# start of LISTED ENTRIES

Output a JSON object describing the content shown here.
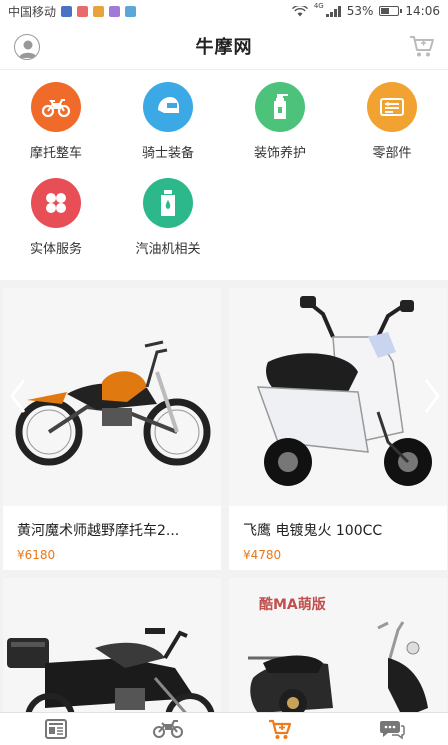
{
  "status_bar": {
    "carrier": "中国移动",
    "network": "4G",
    "battery": "53%",
    "battery_level": 0.53,
    "time": "14:06"
  },
  "header": {
    "title": "牛摩网"
  },
  "categories": [
    {
      "label": "摩托整车",
      "icon": "motorcycle-icon",
      "color": "#f06a2a"
    },
    {
      "label": "骑士装备",
      "icon": "helmet-icon",
      "color": "#3aa9e6"
    },
    {
      "label": "装饰养护",
      "icon": "spray-bottle-icon",
      "color": "#4cc27a"
    },
    {
      "label": "零部件",
      "icon": "parts-icon",
      "color": "#f2a230"
    },
    {
      "label": "实体服务",
      "icon": "service-grid-icon",
      "color": "#e84e55"
    },
    {
      "label": "汽油机相关",
      "icon": "oil-can-icon",
      "color": "#2cb88a"
    }
  ],
  "products": [
    {
      "name": "黄河魔术师越野摩托车2...",
      "price": "¥6180"
    },
    {
      "name": "飞鹰 电镀鬼火 100CC",
      "price": "¥4780"
    },
    {
      "name": "",
      "price": ""
    },
    {
      "name": "",
      "price": "",
      "promo": "酷MA萌版"
    }
  ],
  "bottom_nav": [
    {
      "name": "news-icon",
      "active": false
    },
    {
      "name": "motorcycle-icon",
      "active": false
    },
    {
      "name": "cart-icon",
      "active": true
    },
    {
      "name": "chat-icon",
      "active": false
    }
  ],
  "colors": {
    "accent": "#f07a1a",
    "price": "#e8791b"
  }
}
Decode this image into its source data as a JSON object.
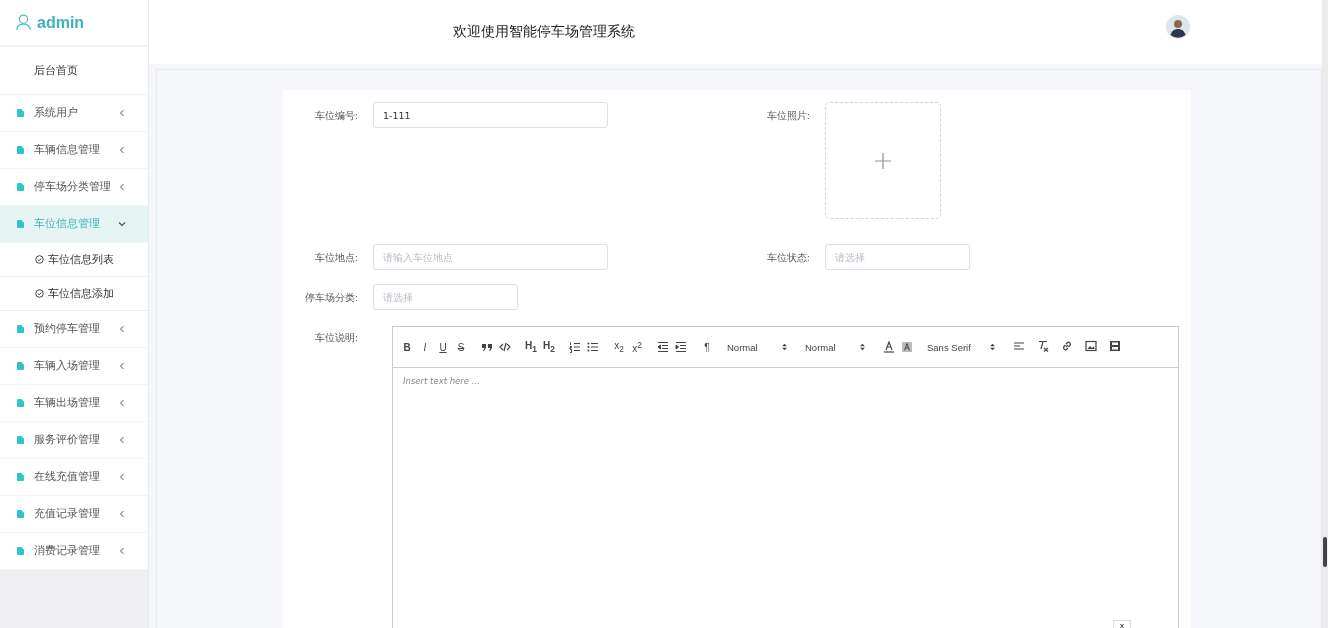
{
  "sidebar": {
    "user": "admin",
    "home": "后台首页",
    "items": [
      {
        "label": "系统用户",
        "selected": false,
        "expanded": false
      },
      {
        "label": "车辆信息管理",
        "selected": false,
        "expanded": false
      },
      {
        "label": "停车场分类管理",
        "selected": false,
        "expanded": false
      },
      {
        "label": "车位信息管理",
        "selected": true,
        "expanded": true,
        "children": [
          {
            "label": "车位信息列表"
          },
          {
            "label": "车位信息添加"
          }
        ]
      },
      {
        "label": "预约停车管理",
        "selected": false,
        "expanded": false
      },
      {
        "label": "车辆入场管理",
        "selected": false,
        "expanded": false
      },
      {
        "label": "车辆出场管理",
        "selected": false,
        "expanded": false
      },
      {
        "label": "服务评价管理",
        "selected": false,
        "expanded": false
      },
      {
        "label": "在线充值管理",
        "selected": false,
        "expanded": false
      },
      {
        "label": "充值记录管理",
        "selected": false,
        "expanded": false
      },
      {
        "label": "消费记录管理",
        "selected": false,
        "expanded": false
      }
    ]
  },
  "header": {
    "title": "欢迎使用智能停车场管理系统"
  },
  "form": {
    "number": {
      "label": "车位编号:",
      "value": "1-111"
    },
    "photo": {
      "label": "车位照片:"
    },
    "location": {
      "label": "车位地点:",
      "placeholder": "请输入车位地点"
    },
    "status": {
      "label": "车位状态:",
      "placeholder": "请选择"
    },
    "category": {
      "label": "停车场分类:",
      "placeholder": "请选择"
    },
    "description": {
      "label": "车位说明:"
    }
  },
  "editor": {
    "format_buttons": [
      "B",
      "I",
      "U",
      "S"
    ],
    "heading_buttons": [
      "H$_{1}$",
      "H$_{2}$"
    ],
    "script_buttons": [
      "x$_{2}$",
      "x$^{2}$"
    ],
    "direction_button": "¶",
    "selects": [
      "Normal",
      "Normal",
      "Sans Serif"
    ],
    "placeholder": "Insert text here ...",
    "close_label": "x"
  }
}
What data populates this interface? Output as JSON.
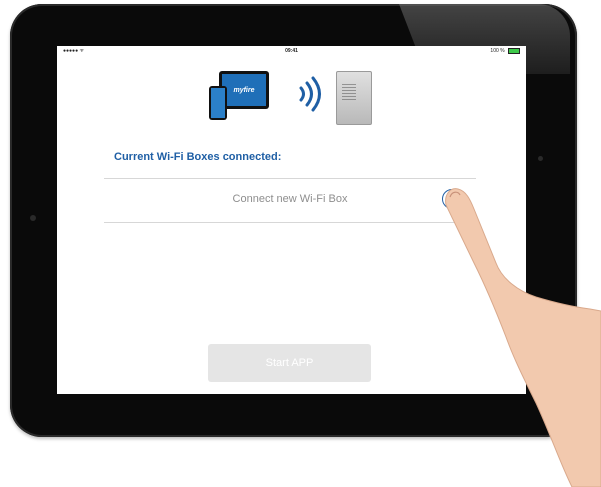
{
  "status_bar": {
    "signal": "●●●●● ᯤ",
    "time": "09:41",
    "battery": "100 %"
  },
  "hero": {
    "app_logo": "myfire"
  },
  "main": {
    "section_heading": "Current Wi-Fi Boxes connected:",
    "connect_row_label": "Connect new Wi-Fi Box",
    "add_symbol": "+",
    "start_button_label": "Start APP"
  },
  "colors": {
    "accent_blue": "#1f5fa5",
    "button_disabled": "#e5e5e5",
    "text_muted": "#8e8e8e",
    "device_frame": "#0a0a0a"
  },
  "icons": [
    "wifi-signal-icon",
    "add-circle-icon",
    "battery-icon"
  ]
}
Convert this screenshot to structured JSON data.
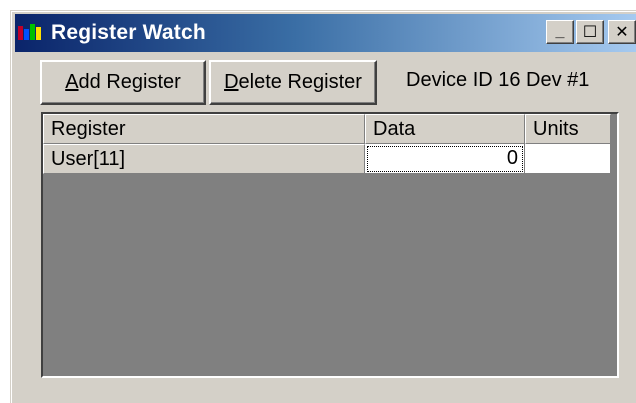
{
  "window": {
    "title": "Register Watch",
    "controls": {
      "minimize": "_",
      "maximize": "☐",
      "close": "✕"
    }
  },
  "toolbar": {
    "add_label_accel": "A",
    "add_label_rest": "dd Register",
    "delete_label_accel": "D",
    "delete_label_rest": "elete Register",
    "device_info": "Device ID 16  Dev #1"
  },
  "grid": {
    "columns": [
      "Register",
      "Data",
      "Units"
    ],
    "rows": [
      {
        "register": "User[11]",
        "data": "0",
        "units": ""
      }
    ]
  },
  "colors": {
    "titlebar_start": "#0a246a",
    "titlebar_end": "#a6caf0",
    "window_face": "#d4d0c8",
    "grid_background": "#808080"
  }
}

# end of LISTED ENTRIES

Pictures in the records above should not be copied. Repeat everything else exactly.

Output a JSON object describing the content shown here.
{
  "status_bar": {
    "carrier": "中国移动",
    "network": "4G",
    "battery": "53%",
    "battery_level": 0.53,
    "time": "14:06"
  },
  "header": {
    "title": "牛摩网"
  },
  "categories": [
    {
      "label": "摩托整车",
      "icon": "motorcycle-icon",
      "color": "#f06a2a"
    },
    {
      "label": "骑士装备",
      "icon": "helmet-icon",
      "color": "#3aa9e6"
    },
    {
      "label": "装饰养护",
      "icon": "spray-bottle-icon",
      "color": "#4cc27a"
    },
    {
      "label": "零部件",
      "icon": "parts-icon",
      "color": "#f2a230"
    },
    {
      "label": "实体服务",
      "icon": "service-grid-icon",
      "color": "#e84e55"
    },
    {
      "label": "汽油机相关",
      "icon": "oil-can-icon",
      "color": "#2cb88a"
    }
  ],
  "products": [
    {
      "name": "黄河魔术师越野摩托车2...",
      "price": "¥6180"
    },
    {
      "name": "飞鹰 电镀鬼火 100CC",
      "price": "¥4780"
    },
    {
      "name": "",
      "price": ""
    },
    {
      "name": "",
      "price": "",
      "promo": "酷MA萌版"
    }
  ],
  "bottom_nav": [
    {
      "name": "news-icon",
      "active": false
    },
    {
      "name": "motorcycle-icon",
      "active": false
    },
    {
      "name": "cart-icon",
      "active": true
    },
    {
      "name": "chat-icon",
      "active": false
    }
  ],
  "colors": {
    "accent": "#f07a1a",
    "price": "#e8791b"
  }
}
Decode this image into its source data as a JSON object.
{
  "sidebar": {
    "user": "admin",
    "home": "后台首页",
    "items": [
      {
        "label": "系统用户",
        "selected": false,
        "expanded": false
      },
      {
        "label": "车辆信息管理",
        "selected": false,
        "expanded": false
      },
      {
        "label": "停车场分类管理",
        "selected": false,
        "expanded": false
      },
      {
        "label": "车位信息管理",
        "selected": true,
        "expanded": true,
        "children": [
          {
            "label": "车位信息列表"
          },
          {
            "label": "车位信息添加"
          }
        ]
      },
      {
        "label": "预约停车管理",
        "selected": false,
        "expanded": false
      },
      {
        "label": "车辆入场管理",
        "selected": false,
        "expanded": false
      },
      {
        "label": "车辆出场管理",
        "selected": false,
        "expanded": false
      },
      {
        "label": "服务评价管理",
        "selected": false,
        "expanded": false
      },
      {
        "label": "在线充值管理",
        "selected": false,
        "expanded": false
      },
      {
        "label": "充值记录管理",
        "selected": false,
        "expanded": false
      },
      {
        "label": "消费记录管理",
        "selected": false,
        "expanded": false
      }
    ]
  },
  "header": {
    "title": "欢迎使用智能停车场管理系统"
  },
  "form": {
    "number": {
      "label": "车位编号:",
      "value": "1-111"
    },
    "photo": {
      "label": "车位照片:"
    },
    "location": {
      "label": "车位地点:",
      "placeholder": "请输入车位地点"
    },
    "status": {
      "label": "车位状态:",
      "placeholder": "请选择"
    },
    "category": {
      "label": "停车场分类:",
      "placeholder": "请选择"
    },
    "description": {
      "label": "车位说明:"
    }
  },
  "editor": {
    "format_buttons": [
      "B",
      "I",
      "U",
      "S"
    ],
    "heading_buttons": [
      "H$_{1}$",
      "H$_{2}$"
    ],
    "script_buttons": [
      "x$_{2}$",
      "x$^{2}$"
    ],
    "direction_button": "¶",
    "selects": [
      "Normal",
      "Normal",
      "Sans Serif"
    ],
    "placeholder": "Insert text here ...",
    "close_label": "x"
  }
}
What data populates this interface? Output as JSON.
{
  "status_bar": {
    "signal": "●●●●● ᯤ",
    "time": "09:41",
    "battery": "100 %"
  },
  "hero": {
    "app_logo": "myfire"
  },
  "main": {
    "section_heading": "Current Wi-Fi Boxes connected:",
    "connect_row_label": "Connect new Wi-Fi Box",
    "add_symbol": "+",
    "start_button_label": "Start APP"
  },
  "colors": {
    "accent_blue": "#1f5fa5",
    "button_disabled": "#e5e5e5",
    "text_muted": "#8e8e8e",
    "device_frame": "#0a0a0a"
  },
  "icons": [
    "wifi-signal-icon",
    "add-circle-icon",
    "battery-icon"
  ]
}
Convert this screenshot to structured JSON data.
{
  "window": {
    "title": "Register Watch",
    "controls": {
      "minimize": "_",
      "maximize": "☐",
      "close": "✕"
    }
  },
  "toolbar": {
    "add_label_accel": "A",
    "add_label_rest": "dd Register",
    "delete_label_accel": "D",
    "delete_label_rest": "elete Register",
    "device_info": "Device ID 16  Dev #1"
  },
  "grid": {
    "columns": [
      "Register",
      "Data",
      "Units"
    ],
    "rows": [
      {
        "register": "User[11]",
        "data": "0",
        "units": ""
      }
    ]
  },
  "colors": {
    "titlebar_start": "#0a246a",
    "titlebar_end": "#a6caf0",
    "window_face": "#d4d0c8",
    "grid_background": "#808080"
  }
}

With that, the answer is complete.